◆ **WHAT THIS TASK INVOLVES**: Which lines of the records contain "Error"? Collect every one of them.

** Start of RECORD SET **

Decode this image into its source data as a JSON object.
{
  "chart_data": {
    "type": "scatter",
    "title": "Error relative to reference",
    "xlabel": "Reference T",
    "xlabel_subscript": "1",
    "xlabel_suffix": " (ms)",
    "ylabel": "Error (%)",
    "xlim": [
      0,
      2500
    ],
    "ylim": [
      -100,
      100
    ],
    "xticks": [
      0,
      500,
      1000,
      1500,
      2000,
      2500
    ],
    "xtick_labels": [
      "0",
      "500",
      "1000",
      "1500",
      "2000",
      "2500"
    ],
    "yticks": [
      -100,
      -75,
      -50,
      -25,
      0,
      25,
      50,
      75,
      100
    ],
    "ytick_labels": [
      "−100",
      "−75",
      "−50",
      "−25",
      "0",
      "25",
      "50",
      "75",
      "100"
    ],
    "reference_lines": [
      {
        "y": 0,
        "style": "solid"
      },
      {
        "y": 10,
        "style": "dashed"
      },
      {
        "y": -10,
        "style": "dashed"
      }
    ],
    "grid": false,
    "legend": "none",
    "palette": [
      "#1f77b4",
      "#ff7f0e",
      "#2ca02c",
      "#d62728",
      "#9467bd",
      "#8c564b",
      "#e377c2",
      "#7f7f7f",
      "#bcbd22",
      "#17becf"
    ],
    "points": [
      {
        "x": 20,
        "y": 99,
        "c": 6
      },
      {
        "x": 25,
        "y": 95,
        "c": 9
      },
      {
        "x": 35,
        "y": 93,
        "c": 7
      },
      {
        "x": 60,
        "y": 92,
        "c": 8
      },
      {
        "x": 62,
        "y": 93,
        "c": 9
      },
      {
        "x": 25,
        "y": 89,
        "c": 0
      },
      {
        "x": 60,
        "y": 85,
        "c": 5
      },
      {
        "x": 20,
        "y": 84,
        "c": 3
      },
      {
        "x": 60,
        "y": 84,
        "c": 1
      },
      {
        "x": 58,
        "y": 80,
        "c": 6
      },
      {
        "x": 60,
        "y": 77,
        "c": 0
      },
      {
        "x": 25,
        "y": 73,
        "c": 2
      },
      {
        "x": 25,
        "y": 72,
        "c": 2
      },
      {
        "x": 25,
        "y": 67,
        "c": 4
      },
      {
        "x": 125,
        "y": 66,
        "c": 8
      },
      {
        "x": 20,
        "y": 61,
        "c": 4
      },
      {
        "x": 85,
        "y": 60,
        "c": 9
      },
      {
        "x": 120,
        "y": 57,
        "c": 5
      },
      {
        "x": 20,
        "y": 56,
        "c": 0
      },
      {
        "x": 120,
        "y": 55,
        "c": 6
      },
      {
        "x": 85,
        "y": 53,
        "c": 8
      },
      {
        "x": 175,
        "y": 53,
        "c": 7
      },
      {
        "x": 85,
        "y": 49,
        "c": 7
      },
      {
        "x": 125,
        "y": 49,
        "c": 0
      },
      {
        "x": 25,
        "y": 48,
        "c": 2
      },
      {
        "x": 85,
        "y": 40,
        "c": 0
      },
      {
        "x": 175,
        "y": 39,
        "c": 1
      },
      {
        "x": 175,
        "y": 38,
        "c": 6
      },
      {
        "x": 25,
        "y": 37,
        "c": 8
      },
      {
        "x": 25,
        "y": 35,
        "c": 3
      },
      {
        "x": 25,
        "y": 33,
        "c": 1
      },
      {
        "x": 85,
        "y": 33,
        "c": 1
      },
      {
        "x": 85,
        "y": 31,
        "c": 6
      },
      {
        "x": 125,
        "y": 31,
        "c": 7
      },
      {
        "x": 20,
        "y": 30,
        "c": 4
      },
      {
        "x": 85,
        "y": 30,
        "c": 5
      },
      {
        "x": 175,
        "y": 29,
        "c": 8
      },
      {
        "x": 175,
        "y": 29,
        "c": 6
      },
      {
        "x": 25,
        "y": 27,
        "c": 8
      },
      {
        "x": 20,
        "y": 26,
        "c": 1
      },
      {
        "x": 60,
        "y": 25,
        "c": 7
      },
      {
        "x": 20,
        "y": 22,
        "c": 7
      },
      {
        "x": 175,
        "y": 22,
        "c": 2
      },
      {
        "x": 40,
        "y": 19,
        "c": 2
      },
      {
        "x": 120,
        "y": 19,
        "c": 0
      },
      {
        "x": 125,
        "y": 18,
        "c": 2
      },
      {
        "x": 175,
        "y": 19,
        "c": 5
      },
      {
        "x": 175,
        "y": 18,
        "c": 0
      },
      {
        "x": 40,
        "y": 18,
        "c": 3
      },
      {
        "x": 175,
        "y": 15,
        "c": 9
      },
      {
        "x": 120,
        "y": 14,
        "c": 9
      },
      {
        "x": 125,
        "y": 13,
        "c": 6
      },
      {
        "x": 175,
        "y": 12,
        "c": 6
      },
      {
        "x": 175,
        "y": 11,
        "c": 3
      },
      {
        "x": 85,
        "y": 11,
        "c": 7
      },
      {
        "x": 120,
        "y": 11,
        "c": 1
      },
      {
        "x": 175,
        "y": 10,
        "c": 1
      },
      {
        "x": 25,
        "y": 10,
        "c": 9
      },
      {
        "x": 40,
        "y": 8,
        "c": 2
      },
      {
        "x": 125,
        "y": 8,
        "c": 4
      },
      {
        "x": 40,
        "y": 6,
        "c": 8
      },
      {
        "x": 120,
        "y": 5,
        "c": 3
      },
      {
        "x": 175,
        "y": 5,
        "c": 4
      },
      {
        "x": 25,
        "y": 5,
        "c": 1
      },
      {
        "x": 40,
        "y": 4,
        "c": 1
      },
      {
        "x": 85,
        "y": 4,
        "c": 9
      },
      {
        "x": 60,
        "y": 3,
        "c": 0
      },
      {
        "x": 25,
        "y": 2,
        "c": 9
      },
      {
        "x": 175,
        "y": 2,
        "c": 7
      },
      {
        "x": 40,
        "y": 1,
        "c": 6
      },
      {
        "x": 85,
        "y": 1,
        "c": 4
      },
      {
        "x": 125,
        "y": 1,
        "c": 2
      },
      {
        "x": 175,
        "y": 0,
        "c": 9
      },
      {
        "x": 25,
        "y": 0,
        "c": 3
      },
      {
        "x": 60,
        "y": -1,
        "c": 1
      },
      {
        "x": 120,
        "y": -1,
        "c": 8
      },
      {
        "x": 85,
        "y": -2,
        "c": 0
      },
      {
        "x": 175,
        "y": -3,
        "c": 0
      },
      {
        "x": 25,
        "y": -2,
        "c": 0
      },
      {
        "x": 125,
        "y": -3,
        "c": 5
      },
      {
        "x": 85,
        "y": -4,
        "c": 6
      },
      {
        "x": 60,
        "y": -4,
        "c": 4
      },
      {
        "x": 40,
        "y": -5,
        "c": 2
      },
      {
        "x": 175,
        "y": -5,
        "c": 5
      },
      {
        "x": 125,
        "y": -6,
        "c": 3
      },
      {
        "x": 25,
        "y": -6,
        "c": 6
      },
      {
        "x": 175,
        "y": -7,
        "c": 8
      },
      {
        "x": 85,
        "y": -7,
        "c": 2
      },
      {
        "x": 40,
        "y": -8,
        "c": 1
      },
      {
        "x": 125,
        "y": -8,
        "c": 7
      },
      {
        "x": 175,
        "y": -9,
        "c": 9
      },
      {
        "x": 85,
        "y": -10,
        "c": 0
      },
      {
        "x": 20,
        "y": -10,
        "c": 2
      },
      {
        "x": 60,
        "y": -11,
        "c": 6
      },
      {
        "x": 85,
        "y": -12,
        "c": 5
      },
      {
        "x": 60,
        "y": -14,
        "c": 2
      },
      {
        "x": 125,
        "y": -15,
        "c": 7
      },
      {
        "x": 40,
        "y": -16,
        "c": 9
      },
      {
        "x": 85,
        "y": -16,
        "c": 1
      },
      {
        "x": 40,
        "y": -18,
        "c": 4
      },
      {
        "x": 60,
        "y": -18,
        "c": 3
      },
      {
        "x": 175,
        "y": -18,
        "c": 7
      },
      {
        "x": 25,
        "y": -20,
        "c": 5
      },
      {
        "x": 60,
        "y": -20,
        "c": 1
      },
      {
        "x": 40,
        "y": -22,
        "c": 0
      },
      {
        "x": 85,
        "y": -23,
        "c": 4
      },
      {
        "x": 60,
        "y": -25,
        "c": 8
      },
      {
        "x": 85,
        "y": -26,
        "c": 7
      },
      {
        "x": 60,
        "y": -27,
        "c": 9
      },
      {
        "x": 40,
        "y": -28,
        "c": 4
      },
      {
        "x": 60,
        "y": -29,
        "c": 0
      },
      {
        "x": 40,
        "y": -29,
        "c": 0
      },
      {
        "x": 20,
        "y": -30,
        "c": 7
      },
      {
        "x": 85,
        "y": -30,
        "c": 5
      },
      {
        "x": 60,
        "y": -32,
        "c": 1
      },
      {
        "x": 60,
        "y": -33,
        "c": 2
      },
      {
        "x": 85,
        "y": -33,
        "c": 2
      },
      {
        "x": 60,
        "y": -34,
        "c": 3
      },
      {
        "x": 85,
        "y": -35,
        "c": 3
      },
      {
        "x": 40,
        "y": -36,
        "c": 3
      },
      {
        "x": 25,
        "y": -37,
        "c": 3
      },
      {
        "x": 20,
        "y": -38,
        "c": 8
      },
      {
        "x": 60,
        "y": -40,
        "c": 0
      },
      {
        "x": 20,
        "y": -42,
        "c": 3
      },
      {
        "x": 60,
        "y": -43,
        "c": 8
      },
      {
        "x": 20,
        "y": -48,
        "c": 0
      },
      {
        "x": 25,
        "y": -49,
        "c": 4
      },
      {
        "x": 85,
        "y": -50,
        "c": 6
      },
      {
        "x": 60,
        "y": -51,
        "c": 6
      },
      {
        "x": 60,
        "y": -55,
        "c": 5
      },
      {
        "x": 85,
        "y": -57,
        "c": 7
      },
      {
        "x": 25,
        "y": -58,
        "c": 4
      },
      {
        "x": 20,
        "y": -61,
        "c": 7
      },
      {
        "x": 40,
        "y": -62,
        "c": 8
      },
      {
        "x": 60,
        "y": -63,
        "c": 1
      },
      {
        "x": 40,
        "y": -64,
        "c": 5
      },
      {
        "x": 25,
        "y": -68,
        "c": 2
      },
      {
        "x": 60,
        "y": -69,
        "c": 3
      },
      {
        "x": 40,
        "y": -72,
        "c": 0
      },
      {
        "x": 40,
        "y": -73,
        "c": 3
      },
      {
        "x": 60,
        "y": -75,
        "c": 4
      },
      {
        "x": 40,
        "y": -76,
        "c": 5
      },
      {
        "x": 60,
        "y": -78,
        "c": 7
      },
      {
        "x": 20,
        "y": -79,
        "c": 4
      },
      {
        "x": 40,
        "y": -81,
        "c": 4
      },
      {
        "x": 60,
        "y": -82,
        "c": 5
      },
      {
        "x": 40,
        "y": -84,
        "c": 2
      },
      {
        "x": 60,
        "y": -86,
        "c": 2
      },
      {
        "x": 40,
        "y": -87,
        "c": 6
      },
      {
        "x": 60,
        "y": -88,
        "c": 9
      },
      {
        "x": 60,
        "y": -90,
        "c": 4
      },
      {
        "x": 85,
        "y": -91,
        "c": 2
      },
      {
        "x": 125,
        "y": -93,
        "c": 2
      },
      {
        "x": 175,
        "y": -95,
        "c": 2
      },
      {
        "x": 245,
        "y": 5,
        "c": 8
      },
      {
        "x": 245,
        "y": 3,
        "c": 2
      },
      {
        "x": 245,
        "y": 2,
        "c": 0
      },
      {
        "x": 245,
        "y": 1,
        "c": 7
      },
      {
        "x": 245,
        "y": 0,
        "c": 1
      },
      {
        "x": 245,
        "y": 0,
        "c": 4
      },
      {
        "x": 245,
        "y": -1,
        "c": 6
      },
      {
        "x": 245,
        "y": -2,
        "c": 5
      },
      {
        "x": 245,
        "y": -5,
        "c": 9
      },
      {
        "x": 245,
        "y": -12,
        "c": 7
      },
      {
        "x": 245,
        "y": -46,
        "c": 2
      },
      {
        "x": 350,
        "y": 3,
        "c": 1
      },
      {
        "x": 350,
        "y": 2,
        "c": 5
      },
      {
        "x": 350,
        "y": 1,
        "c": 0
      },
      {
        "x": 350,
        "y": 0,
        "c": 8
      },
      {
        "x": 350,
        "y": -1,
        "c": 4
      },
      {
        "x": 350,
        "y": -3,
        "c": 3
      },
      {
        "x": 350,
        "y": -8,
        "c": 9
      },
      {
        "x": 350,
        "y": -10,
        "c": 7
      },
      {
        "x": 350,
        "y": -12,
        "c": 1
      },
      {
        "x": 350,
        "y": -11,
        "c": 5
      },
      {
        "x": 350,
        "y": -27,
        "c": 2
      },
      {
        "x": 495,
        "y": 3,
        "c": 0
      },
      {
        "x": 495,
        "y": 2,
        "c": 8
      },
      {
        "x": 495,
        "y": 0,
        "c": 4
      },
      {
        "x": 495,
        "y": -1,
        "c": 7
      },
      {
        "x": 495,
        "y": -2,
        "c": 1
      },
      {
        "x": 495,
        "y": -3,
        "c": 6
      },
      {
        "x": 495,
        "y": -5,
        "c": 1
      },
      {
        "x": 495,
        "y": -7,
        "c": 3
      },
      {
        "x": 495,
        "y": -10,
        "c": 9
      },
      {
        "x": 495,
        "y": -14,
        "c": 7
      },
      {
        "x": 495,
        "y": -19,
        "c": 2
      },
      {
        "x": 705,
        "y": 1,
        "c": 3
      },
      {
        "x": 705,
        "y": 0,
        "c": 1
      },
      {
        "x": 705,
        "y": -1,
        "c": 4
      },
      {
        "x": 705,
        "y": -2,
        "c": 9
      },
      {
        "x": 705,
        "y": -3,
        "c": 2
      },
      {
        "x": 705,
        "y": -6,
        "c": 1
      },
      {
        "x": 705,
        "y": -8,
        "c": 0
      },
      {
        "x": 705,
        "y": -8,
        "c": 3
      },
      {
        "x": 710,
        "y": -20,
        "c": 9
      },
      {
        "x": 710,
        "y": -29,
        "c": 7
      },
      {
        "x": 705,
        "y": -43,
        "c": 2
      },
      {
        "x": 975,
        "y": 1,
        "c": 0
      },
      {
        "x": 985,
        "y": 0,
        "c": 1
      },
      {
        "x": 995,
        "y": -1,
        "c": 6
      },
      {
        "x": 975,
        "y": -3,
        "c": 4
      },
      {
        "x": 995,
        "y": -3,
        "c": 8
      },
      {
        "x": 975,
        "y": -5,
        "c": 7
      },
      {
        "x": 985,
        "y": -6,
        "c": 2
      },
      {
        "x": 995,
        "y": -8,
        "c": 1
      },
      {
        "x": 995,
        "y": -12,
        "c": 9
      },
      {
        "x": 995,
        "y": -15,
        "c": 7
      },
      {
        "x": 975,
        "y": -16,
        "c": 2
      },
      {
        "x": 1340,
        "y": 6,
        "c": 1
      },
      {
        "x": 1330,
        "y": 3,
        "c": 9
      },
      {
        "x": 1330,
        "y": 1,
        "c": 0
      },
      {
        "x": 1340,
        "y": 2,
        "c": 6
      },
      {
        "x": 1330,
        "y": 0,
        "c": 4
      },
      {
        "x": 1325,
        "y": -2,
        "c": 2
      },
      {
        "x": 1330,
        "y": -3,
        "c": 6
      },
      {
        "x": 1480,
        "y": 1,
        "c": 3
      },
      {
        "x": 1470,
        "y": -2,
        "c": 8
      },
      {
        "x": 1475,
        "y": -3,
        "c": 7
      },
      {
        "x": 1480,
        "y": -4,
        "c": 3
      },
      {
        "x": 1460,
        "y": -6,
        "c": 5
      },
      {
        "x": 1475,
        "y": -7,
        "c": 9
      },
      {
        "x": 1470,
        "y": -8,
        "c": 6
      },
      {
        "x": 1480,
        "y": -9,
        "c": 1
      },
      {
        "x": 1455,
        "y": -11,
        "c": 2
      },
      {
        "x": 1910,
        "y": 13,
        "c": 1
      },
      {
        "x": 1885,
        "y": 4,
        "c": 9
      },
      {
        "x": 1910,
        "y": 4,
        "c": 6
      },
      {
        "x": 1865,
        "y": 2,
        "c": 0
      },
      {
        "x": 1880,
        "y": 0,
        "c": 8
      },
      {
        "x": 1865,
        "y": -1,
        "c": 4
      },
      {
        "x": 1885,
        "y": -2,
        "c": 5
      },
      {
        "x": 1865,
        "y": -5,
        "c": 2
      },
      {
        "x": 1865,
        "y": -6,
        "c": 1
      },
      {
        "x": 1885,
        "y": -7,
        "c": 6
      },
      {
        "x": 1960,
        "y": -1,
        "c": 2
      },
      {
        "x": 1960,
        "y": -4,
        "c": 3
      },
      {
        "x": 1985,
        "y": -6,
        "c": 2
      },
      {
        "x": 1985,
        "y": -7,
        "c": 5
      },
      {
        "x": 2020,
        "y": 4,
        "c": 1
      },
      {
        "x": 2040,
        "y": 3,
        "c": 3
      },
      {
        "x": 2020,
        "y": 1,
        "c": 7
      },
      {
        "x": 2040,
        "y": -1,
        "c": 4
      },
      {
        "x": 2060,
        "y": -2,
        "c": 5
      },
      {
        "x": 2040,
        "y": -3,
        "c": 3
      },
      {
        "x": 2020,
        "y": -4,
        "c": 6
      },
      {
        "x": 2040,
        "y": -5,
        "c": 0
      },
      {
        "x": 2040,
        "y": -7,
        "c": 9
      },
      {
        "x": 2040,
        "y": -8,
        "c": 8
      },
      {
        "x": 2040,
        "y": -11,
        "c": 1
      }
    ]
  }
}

** End of RECORD SET **

◆ **WRITTEN RESPONSE**:
    "title": "Error relative to reference",
    "ylabel": "Error (%)",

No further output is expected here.